(Saved entries)

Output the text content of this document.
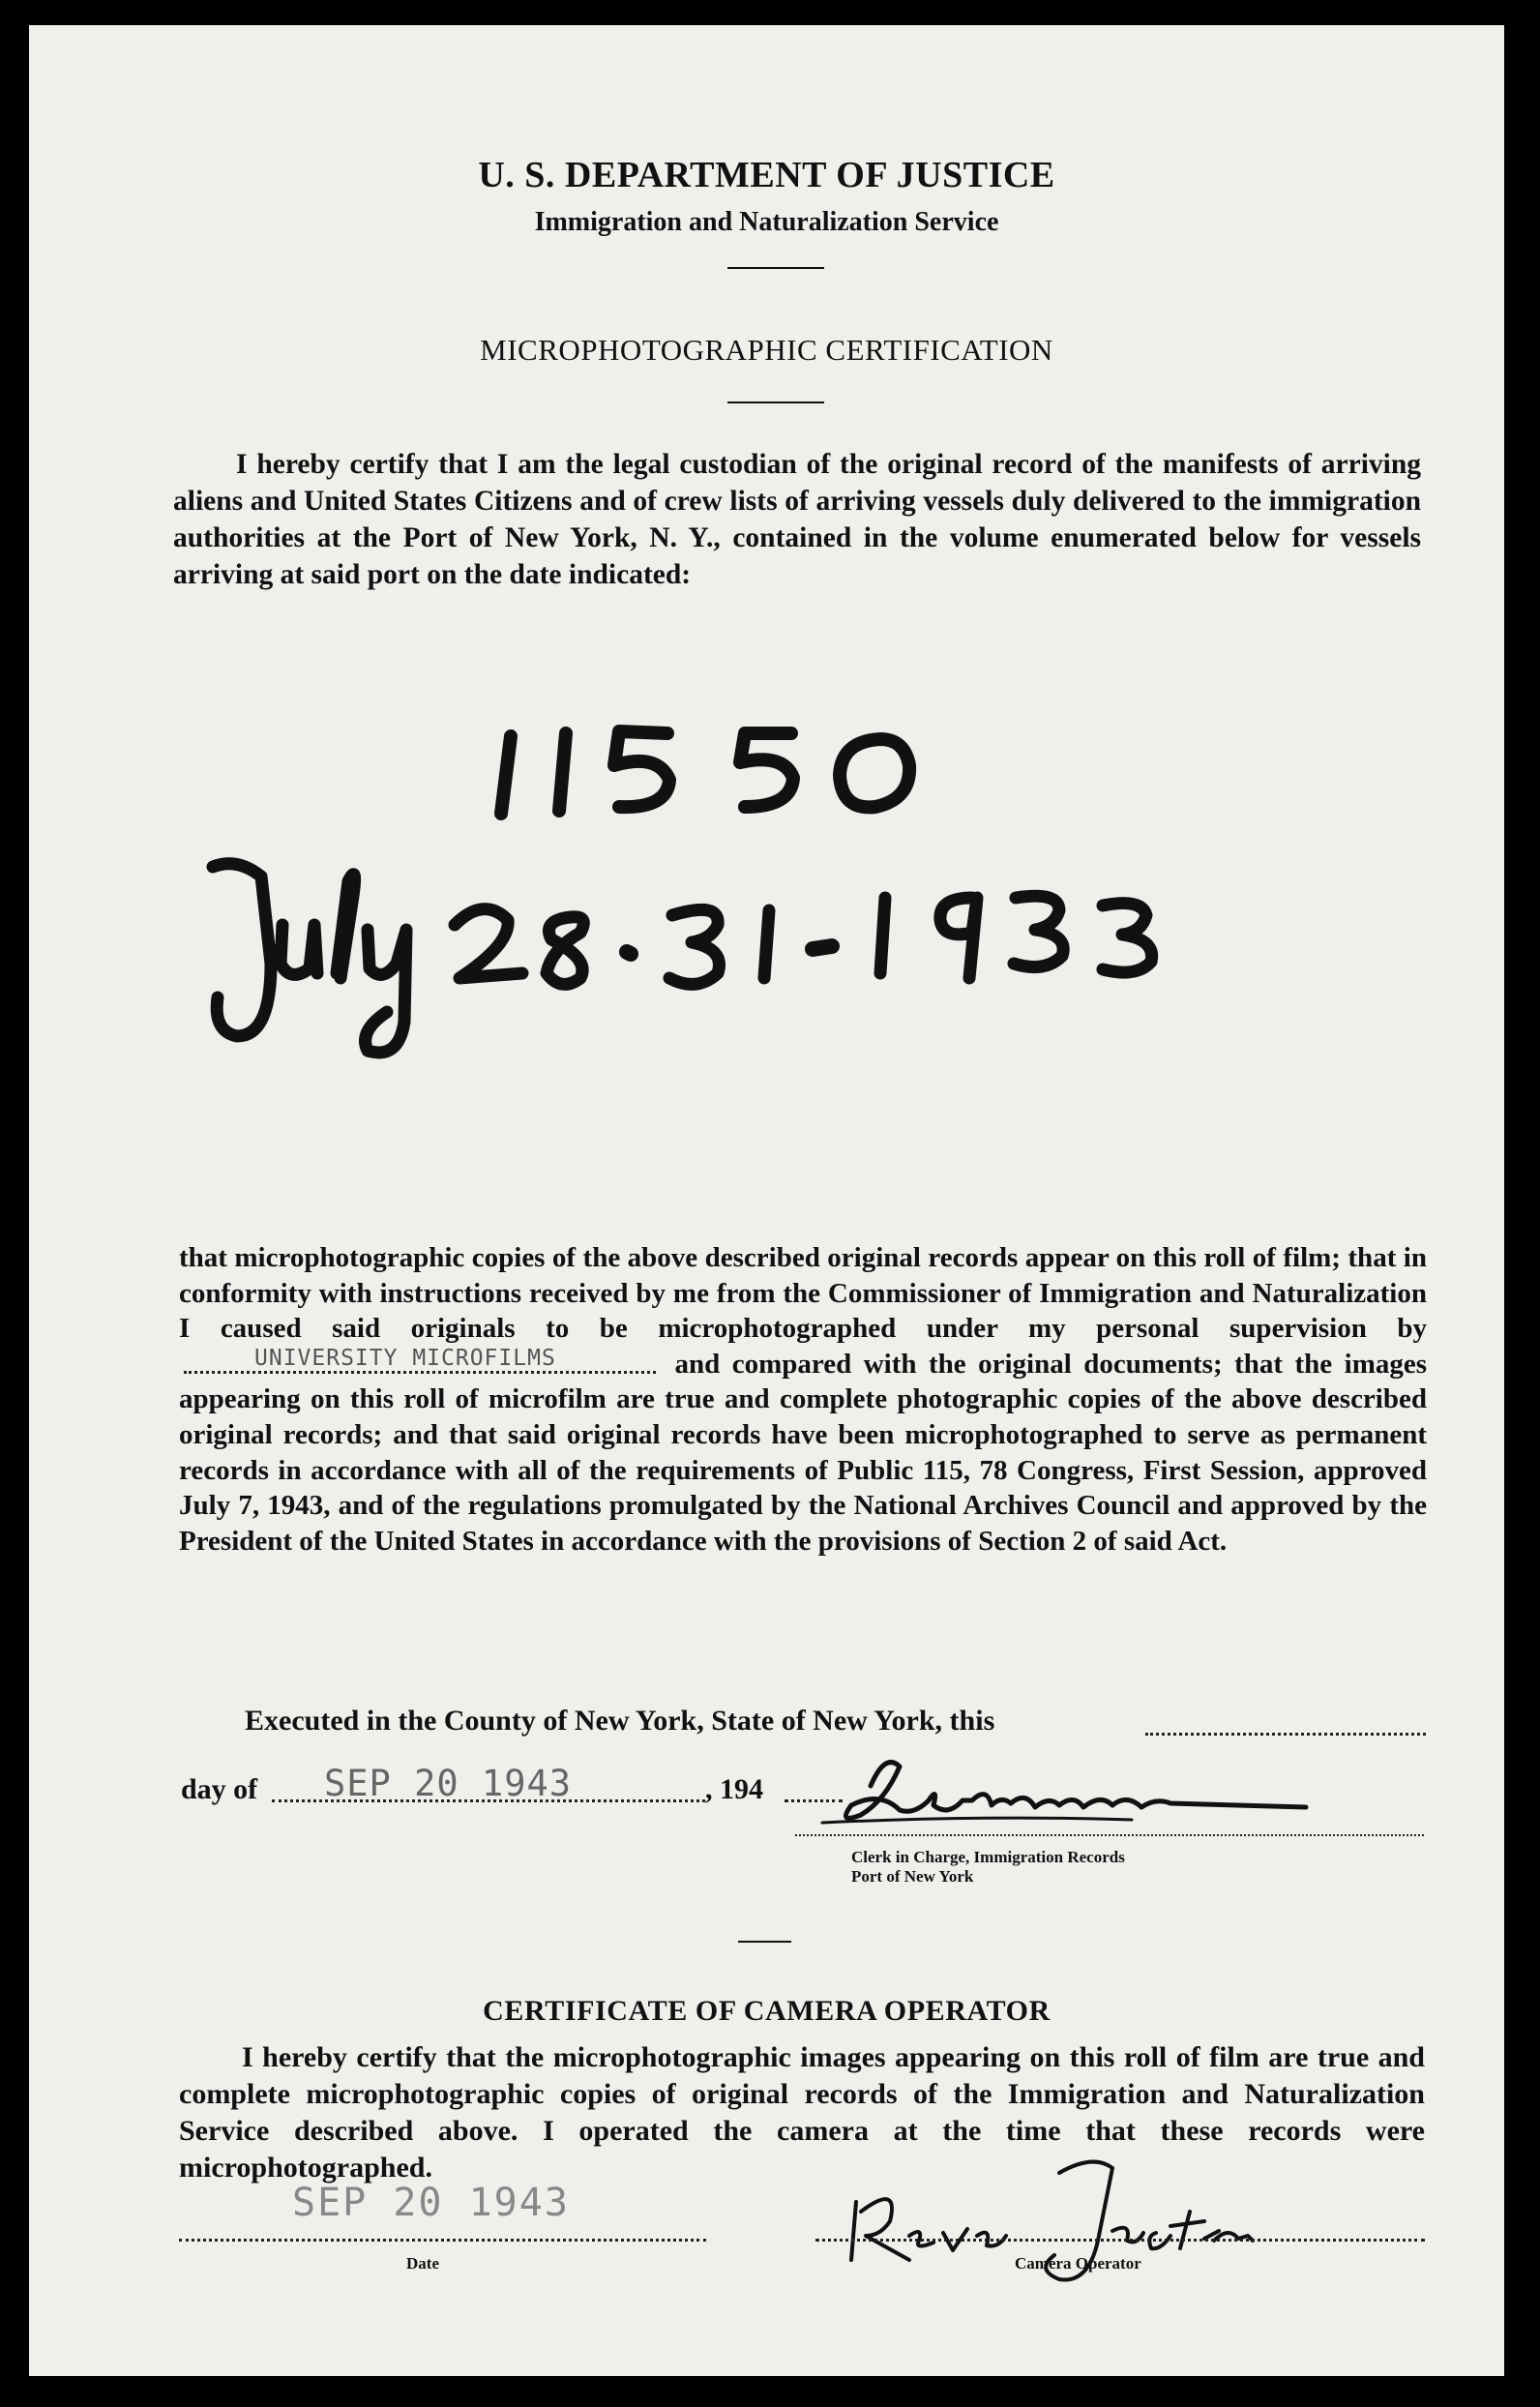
U. S. DEPARTMENT OF JUSTICE
Immigration and Naturalization Service
MICROPHOTOGRAPHIC CERTIFICATION
I hereby certify that I am the legal custodian of the original record of the manifests of arriving aliens and United States Citizens and of crew lists of arriving vessels duly delivered to the immigration authorities at the Port of New York, N. Y., contained in the volume enumerated below for vessels arriving at said port on the date indicated:
that microphotographic copies of the above described original records appear on this roll of film; that in conformity with instructions received by me from the Commissioner of Immigration and Naturalization I caused said originals to be microphotographed under my personal supervision by
UNIVERSITY MICROFILMS	and compared with the original documents; that the images appearing on this roll of microfilm are true and complete photographic copies of the above described original records; and that said original records have been microphotographed to serve as permanent records in accordance with all of the requirements of Public 115, 78 Congress, First Session, approved July 7, 1943, and of the regulations promulgated by the National Archives Council and approved by the President of the United States in accordance with the provisions of Section 2 of said Act.
Executed in the County of New York, State of New York, this
day of SEP 20 1943	, 194
Clerk in Charge, Immigration Records
Port of New York
CERTIFICATE OF CAMERA OPERATOR
I hereby certify that the microphotographic images appearing on this roll of film are true and complete microphotographic copies of original records of the Immigration and Naturalization Service described above. I operated the camera at the time that these records were microphotographed.
SEP 20 1943
Date	Camera Operator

§ **THE EXERCISE**
Reproduce the material above verbatim; omit every picture.

§ **THE RESPONSE**
Output the text content of this document.
U. S. DEPARTMENT OF JUSTICE
Immigration and Naturalization Service
MICROPHOTOGRAPHIC CERTIFICATION
I hereby certify that I am the legal custodian of the original record of the manifests of arriving aliens and United States Citizens and of crew lists of arriving vessels duly delivered to the immigration authorities at the Port of New York, N. Y., contained in the volume enumerated below for vessels arriving at said port on the date indicated:
that microphotographic copies of the above described original records appear on this roll of film; that in conformity with instructions received by me from the Commissioner of Immigration and Naturalization I caused said originals to be microphotographed under my personal supervision by
UNIVERSITY MICROFILMS	and compared with the original documents; that the images appearing on this roll of microfilm are true and complete photographic copies of the above described original records; and that said original records have been microphotographed to serve as permanent records in accordance with all of the requirements of Public 115, 78 Congress, First Session, approved July 7, 1943, and of the regulations promulgated by the National Archives Council and approved by the President of the United States in accordance with the provisions of Section 2 of said Act.
Executed in the County of New York, State of New York, this
day of SEP 20 1943	, 194
Clerk in Charge, Immigration Records
Port of New York
CERTIFICATE OF CAMERA OPERATOR
I hereby certify that the microphotographic images appearing on this roll of film are true and complete microphotographic copies of original records of the Immigration and Naturalization Service described above. I operated the camera at the time that these records were microphotographed.
SEP 20 1943
Date	Camera Operator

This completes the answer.